Entries from a dataset:
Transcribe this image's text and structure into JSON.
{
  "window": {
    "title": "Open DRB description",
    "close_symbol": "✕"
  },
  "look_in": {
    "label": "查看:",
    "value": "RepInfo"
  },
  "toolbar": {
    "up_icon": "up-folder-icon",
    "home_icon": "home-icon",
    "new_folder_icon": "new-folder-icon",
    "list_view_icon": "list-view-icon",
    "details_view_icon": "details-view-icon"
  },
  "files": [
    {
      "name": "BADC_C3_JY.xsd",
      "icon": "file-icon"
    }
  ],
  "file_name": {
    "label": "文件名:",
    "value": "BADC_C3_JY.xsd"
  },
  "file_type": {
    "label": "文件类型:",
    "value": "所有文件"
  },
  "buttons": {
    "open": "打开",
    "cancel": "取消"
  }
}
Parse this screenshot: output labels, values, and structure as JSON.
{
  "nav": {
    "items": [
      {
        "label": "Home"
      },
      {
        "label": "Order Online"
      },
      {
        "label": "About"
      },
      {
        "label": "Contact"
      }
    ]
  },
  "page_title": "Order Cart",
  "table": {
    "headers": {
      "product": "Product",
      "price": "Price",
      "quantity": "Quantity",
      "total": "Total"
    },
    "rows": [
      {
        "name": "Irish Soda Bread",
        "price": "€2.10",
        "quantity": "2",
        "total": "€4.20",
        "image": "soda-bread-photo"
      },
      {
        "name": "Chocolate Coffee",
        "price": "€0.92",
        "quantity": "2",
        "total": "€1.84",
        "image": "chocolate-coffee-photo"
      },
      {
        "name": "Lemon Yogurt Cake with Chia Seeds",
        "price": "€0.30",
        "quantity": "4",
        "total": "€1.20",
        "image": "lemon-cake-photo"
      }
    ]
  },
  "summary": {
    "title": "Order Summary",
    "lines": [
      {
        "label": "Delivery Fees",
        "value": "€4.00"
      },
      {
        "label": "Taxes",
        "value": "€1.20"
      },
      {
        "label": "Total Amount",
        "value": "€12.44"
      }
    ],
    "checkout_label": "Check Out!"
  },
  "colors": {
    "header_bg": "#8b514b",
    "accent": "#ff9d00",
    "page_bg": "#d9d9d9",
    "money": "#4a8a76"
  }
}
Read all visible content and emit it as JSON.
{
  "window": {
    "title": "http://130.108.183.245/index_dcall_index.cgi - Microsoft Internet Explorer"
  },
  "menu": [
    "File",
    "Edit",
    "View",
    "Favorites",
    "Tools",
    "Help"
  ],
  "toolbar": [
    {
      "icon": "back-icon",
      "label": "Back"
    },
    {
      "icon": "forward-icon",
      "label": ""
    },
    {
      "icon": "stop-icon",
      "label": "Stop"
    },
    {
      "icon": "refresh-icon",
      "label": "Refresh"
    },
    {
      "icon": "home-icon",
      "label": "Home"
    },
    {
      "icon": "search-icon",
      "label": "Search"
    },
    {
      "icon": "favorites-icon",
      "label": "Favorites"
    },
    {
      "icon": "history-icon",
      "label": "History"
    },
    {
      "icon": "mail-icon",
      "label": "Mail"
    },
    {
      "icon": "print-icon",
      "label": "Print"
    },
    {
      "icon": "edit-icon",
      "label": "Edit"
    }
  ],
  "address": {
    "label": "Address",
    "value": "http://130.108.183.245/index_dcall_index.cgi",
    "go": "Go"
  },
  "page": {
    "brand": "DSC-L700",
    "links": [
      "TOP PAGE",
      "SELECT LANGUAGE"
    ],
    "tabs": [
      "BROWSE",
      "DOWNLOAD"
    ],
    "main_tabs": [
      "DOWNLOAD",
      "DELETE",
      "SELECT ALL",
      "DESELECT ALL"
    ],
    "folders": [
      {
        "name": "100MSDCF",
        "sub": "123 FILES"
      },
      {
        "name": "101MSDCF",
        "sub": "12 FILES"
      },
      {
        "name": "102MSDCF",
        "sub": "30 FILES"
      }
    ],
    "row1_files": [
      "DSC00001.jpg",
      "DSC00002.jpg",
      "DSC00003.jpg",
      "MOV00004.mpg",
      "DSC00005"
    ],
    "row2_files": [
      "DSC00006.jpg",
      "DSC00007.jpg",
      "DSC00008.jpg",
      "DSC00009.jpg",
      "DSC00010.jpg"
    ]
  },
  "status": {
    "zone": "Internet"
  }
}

Goal: How many lines in these entries contain the string "this"? State the number and nothing more.

Final answer: 2